╭──

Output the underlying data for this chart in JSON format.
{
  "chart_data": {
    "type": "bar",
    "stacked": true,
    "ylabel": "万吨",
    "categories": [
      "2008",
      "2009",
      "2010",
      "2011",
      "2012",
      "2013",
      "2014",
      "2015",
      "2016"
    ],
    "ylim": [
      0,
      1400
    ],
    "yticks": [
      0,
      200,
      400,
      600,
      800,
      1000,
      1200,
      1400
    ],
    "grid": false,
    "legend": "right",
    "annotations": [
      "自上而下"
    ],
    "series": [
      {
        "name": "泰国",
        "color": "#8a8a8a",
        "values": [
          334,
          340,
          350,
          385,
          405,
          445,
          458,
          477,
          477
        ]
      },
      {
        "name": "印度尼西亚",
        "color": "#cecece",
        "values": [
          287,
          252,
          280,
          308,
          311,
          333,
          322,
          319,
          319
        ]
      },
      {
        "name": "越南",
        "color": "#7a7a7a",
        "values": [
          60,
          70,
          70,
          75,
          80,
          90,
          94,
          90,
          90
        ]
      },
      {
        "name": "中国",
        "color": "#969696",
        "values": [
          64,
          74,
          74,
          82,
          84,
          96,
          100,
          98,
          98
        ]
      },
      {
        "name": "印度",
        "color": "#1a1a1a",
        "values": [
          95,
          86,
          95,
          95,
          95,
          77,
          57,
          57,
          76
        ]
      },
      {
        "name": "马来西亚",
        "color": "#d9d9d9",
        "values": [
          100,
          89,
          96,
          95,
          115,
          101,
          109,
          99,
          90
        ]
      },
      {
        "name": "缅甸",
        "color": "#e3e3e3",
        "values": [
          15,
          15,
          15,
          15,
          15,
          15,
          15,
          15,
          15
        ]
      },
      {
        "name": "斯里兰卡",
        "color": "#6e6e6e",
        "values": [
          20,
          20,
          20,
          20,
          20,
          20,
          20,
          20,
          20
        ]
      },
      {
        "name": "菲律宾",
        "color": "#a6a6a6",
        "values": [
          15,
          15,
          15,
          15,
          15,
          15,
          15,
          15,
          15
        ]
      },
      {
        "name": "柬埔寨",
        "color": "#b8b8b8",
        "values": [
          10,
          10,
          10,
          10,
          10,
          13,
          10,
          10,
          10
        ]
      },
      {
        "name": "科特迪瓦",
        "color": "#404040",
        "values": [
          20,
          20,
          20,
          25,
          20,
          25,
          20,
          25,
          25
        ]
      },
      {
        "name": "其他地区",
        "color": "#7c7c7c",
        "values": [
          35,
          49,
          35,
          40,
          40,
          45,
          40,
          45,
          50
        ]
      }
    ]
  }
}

╰──

• Problem requirements: Please repeat the material above, word for word and in full.

• Result below:
Output the underlying data for this chart in JSON format.
{
  "chart_data": {
    "type": "bar",
    "stacked": true,
    "ylabel": "万吨",
    "categories": [
      "2008",
      "2009",
      "2010",
      "2011",
      "2012",
      "2013",
      "2014",
      "2015",
      "2016"
    ],
    "ylim": [
      0,
      1400
    ],
    "yticks": [
      0,
      200,
      400,
      600,
      800,
      1000,
      1200,
      1400
    ],
    "grid": false,
    "legend": "right",
    "annotations": [
      "自上而下"
    ],
    "series": [
      {
        "name": "泰国",
        "color": "#8a8a8a",
        "values": [
          334,
          340,
          350,
          385,
          405,
          445,
          458,
          477,
          477
        ]
      },
      {
        "name": "印度尼西亚",
        "color": "#cecece",
        "values": [
          287,
          252,
          280,
          308,
          311,
          333,
          322,
          319,
          319
        ]
      },
      {
        "name": "越南",
        "color": "#7a7a7a",
        "values": [
          60,
          70,
          70,
          75,
          80,
          90,
          94,
          90,
          90
        ]
      },
      {
        "name": "中国",
        "color": "#969696",
        "values": [
          64,
          74,
          74,
          82,
          84,
          96,
          100,
          98,
          98
        ]
      },
      {
        "name": "印度",
        "color": "#1a1a1a",
        "values": [
          95,
          86,
          95,
          95,
          95,
          77,
          57,
          57,
          76
        ]
      },
      {
        "name": "马来西亚",
        "color": "#d9d9d9",
        "values": [
          100,
          89,
          96,
          95,
          115,
          101,
          109,
          99,
          90
        ]
      },
      {
        "name": "缅甸",
        "color": "#e3e3e3",
        "values": [
          15,
          15,
          15,
          15,
          15,
          15,
          15,
          15,
          15
        ]
      },
      {
        "name": "斯里兰卡",
        "color": "#6e6e6e",
        "values": [
          20,
          20,
          20,
          20,
          20,
          20,
          20,
          20,
          20
        ]
      },
      {
        "name": "菲律宾",
        "color": "#a6a6a6",
        "values": [
          15,
          15,
          15,
          15,
          15,
          15,
          15,
          15,
          15
        ]
      },
      {
        "name": "柬埔寨",
        "color": "#b8b8b8",
        "values": [
          10,
          10,
          10,
          10,
          10,
          13,
          10,
          10,
          10
        ]
      },
      {
        "name": "科特迪瓦",
        "color": "#404040",
        "values": [
          20,
          20,
          20,
          25,
          20,
          25,
          20,
          25,
          25
        ]
      },
      {
        "name": "其他地区",
        "color": "#7c7c7c",
        "values": [
          35,
          49,
          35,
          40,
          40,
          45,
          40,
          45,
          50
        ]
      }
    ]
  }
}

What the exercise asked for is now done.